**Task prompt**
Gather all lines in the records below that include the word "Filename".

(Items from a dataset)
┄┄┄┄┄┄

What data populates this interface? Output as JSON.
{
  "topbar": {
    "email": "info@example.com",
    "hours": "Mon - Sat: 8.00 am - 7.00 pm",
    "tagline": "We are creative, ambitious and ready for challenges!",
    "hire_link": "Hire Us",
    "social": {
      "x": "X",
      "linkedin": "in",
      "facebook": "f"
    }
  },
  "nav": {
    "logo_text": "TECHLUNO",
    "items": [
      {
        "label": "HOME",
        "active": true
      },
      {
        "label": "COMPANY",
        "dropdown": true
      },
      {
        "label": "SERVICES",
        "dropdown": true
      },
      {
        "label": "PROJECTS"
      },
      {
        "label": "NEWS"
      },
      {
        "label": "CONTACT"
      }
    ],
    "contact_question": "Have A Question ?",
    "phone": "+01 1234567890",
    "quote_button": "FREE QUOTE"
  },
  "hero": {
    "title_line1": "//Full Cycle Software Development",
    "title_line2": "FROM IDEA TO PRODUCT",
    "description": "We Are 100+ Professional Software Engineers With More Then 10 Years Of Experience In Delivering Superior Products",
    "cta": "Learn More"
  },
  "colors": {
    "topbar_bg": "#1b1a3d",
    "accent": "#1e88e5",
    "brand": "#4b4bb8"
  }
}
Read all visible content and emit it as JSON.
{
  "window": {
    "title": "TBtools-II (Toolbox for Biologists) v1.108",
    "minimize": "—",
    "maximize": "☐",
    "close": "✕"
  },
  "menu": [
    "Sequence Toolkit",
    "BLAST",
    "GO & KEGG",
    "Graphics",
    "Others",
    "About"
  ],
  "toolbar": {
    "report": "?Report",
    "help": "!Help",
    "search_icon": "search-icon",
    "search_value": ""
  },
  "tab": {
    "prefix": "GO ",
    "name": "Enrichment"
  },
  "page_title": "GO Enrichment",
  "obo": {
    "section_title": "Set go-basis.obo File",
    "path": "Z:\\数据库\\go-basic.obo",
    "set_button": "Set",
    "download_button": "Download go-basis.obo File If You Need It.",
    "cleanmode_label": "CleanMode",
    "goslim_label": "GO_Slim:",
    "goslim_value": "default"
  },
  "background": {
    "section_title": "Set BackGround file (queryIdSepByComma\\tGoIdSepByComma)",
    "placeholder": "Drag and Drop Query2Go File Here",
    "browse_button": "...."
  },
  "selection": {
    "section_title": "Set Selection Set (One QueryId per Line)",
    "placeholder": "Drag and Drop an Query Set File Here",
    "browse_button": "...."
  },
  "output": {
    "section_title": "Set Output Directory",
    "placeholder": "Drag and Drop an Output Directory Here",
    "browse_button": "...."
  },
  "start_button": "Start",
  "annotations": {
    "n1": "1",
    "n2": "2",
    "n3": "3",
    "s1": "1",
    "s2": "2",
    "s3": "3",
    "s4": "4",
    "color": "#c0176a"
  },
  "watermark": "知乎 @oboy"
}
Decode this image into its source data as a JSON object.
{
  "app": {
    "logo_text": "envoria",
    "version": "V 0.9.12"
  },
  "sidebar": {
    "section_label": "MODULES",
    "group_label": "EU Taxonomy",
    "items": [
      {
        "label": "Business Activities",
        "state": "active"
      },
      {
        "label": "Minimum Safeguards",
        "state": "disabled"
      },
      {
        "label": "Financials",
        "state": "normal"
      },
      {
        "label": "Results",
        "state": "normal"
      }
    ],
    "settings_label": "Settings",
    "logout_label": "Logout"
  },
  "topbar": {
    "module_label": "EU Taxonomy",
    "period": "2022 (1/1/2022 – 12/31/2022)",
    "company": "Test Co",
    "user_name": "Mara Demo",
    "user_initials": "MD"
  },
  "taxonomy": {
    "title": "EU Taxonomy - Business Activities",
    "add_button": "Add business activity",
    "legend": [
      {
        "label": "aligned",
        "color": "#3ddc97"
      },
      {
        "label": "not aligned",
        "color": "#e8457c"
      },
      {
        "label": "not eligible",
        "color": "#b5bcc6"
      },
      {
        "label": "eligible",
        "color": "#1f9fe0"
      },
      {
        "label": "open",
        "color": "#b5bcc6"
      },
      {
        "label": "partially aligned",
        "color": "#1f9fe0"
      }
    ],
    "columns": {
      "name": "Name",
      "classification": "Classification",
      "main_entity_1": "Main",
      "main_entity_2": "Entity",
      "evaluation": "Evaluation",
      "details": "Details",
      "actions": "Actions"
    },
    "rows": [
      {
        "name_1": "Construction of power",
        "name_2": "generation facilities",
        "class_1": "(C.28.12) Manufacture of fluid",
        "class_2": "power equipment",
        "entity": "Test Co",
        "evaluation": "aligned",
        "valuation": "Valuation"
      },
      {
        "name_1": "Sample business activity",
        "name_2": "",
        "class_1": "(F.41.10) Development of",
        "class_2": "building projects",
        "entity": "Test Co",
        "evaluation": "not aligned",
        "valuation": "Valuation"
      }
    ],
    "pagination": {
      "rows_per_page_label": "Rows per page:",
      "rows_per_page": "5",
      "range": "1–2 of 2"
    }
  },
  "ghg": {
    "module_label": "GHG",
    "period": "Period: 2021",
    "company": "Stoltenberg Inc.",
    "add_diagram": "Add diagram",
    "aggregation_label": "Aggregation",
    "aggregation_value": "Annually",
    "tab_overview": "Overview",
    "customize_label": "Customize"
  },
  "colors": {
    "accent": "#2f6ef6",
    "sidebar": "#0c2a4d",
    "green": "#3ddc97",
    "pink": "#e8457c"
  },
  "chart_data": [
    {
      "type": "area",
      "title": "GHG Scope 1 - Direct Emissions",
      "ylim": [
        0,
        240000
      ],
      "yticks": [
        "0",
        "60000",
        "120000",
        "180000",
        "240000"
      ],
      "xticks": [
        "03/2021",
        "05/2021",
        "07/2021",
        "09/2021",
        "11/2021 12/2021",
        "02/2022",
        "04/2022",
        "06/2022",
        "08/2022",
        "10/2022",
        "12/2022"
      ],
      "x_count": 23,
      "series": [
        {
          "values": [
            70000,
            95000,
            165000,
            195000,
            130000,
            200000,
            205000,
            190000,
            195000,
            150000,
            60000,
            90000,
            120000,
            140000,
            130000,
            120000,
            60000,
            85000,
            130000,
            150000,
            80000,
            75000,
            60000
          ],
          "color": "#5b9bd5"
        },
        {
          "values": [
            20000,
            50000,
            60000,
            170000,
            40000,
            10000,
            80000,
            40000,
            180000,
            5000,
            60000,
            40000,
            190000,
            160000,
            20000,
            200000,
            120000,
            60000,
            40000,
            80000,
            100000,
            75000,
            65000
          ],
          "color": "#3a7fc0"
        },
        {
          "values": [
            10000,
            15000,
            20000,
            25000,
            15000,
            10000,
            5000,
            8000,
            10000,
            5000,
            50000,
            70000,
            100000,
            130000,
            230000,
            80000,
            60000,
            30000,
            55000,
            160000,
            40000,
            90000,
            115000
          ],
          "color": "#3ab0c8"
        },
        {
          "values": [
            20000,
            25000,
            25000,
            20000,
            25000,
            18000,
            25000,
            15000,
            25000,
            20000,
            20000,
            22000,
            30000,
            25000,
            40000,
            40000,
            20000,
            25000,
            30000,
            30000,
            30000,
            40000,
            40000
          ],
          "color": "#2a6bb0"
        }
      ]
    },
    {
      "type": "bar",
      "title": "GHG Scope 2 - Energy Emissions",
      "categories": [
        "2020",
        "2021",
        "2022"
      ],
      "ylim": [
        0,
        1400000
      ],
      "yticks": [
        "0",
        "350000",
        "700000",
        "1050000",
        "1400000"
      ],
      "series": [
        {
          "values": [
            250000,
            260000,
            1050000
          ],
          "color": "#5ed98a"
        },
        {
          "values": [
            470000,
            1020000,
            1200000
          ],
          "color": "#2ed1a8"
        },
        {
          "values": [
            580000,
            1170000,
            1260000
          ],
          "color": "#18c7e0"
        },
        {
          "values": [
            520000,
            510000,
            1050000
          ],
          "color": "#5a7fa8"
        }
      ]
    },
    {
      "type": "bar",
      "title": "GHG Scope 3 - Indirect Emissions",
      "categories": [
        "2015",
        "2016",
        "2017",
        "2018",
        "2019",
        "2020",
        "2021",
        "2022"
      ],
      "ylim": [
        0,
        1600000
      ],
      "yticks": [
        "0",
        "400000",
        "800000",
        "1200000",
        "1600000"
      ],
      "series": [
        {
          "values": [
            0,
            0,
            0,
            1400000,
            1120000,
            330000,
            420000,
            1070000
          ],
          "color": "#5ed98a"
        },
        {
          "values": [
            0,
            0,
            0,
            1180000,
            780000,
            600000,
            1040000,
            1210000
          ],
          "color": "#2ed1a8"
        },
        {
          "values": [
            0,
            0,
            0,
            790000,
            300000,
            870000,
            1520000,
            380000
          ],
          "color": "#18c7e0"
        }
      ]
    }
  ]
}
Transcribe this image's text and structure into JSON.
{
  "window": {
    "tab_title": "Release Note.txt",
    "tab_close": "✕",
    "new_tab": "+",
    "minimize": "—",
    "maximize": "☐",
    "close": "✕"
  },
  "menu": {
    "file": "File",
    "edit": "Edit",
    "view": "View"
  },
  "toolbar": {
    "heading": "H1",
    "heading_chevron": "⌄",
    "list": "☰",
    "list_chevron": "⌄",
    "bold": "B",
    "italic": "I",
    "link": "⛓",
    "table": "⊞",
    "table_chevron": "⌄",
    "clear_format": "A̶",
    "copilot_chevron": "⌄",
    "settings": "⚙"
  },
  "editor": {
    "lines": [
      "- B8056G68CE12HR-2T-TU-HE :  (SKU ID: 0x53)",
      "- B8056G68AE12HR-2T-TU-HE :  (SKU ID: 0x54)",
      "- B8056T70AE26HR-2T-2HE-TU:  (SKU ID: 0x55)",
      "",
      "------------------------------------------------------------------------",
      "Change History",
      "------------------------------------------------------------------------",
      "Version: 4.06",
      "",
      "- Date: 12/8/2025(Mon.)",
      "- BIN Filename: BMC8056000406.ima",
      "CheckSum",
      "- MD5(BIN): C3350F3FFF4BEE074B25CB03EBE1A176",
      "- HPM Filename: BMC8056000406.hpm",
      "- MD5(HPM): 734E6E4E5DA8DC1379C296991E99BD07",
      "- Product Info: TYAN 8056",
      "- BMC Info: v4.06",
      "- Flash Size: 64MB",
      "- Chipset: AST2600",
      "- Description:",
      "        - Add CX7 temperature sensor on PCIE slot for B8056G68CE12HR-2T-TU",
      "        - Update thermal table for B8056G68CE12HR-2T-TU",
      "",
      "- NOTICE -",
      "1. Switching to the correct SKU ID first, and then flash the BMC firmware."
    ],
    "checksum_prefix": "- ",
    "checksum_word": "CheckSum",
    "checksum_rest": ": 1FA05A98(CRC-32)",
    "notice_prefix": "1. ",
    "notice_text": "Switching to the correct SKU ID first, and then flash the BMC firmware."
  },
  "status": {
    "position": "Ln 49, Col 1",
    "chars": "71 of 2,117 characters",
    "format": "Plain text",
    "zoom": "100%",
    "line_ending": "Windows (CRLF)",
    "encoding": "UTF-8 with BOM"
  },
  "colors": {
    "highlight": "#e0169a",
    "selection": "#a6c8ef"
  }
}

┄┄┄┄┄┄

**Output**
      "- BIN Filename: BMC8056000406.ima",
      "- HPM Filename: BMC8056000406.hpm",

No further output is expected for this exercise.